Collected data
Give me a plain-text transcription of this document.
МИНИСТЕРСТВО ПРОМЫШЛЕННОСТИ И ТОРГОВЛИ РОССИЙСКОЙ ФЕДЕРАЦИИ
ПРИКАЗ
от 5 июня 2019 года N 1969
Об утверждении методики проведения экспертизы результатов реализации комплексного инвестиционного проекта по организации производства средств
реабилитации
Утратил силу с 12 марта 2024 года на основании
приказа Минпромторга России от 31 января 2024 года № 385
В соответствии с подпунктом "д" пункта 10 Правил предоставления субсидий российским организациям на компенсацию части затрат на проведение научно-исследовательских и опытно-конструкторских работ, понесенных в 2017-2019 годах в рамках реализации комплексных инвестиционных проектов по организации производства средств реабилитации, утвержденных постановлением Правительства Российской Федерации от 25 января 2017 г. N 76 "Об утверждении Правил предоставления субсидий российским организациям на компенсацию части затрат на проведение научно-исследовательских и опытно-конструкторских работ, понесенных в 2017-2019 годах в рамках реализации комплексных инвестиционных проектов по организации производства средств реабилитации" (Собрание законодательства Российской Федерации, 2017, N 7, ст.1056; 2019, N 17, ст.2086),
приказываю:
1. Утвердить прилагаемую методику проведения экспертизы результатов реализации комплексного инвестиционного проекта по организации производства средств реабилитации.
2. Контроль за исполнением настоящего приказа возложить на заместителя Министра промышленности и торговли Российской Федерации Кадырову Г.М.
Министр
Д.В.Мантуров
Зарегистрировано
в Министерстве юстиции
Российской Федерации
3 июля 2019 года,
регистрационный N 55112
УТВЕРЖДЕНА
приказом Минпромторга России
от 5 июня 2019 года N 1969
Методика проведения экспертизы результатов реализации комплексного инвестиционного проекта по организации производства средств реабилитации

**STATED TASK**
Transcribe all the entries, keeping each one exactly as it is.

**EXERCISE SOLUTION**
Give me a plain-text transcription of this document.
МИНИСТЕРСТВО ПРОМЫШЛЕННОСТИ И ТОРГОВЛИ РОССИЙСКОЙ ФЕДЕРАЦИИ
ПРИКАЗ
от 5 июня 2019 года N 1969
Об утверждении методики проведения экспертизы результатов реализации комплексного инвестиционного проекта по организации производства средств
реабилитации
Утратил силу с 12 марта 2024 года на основании
приказа Минпромторга России от 31 января 2024 года № 385
В соответствии с подпунктом "д" пункта 10 Правил предоставления субсидий российским организациям на компенсацию части затрат на проведение научно-исследовательских и опытно-конструкторских работ, понесенных в 2017-2019 годах в рамках реализации комплексных инвестиционных проектов по организации производства средств реабилитации, утвержденных постановлением Правительства Российской Федерации от 25 января 2017 г. N 76 "Об утверждении Правил предоставления субсидий российским организациям на компенсацию части затрат на проведение научно-исследовательских и опытно-конструкторских работ, понесенных в 2017-2019 годах в рамках реализации комплексных инвестиционных проектов по организации производства средств реабилитации" (Собрание законодательства Российской Федерации, 2017, N 7, ст.1056; 2019, N 17, ст.2086),
приказываю:
1. Утвердить прилагаемую методику проведения экспертизы результатов реализации комплексного инвестиционного проекта по организации производства средств реабилитации.
2. Контроль за исполнением настоящего приказа возложить на заместителя Министра промышленности и торговли Российской Федерации Кадырову Г.М.
Министр
Д.В.Мантуров
Зарегистрировано
в Министерстве юстиции
Российской Федерации
3 июля 2019 года,
регистрационный N 55112
УТВЕРЖДЕНА
приказом Минпромторга России
от 5 июня 2019 года N 1969
Методика проведения экспертизы результатов реализации комплексного инвестиционного проекта по организации производства средств реабилитации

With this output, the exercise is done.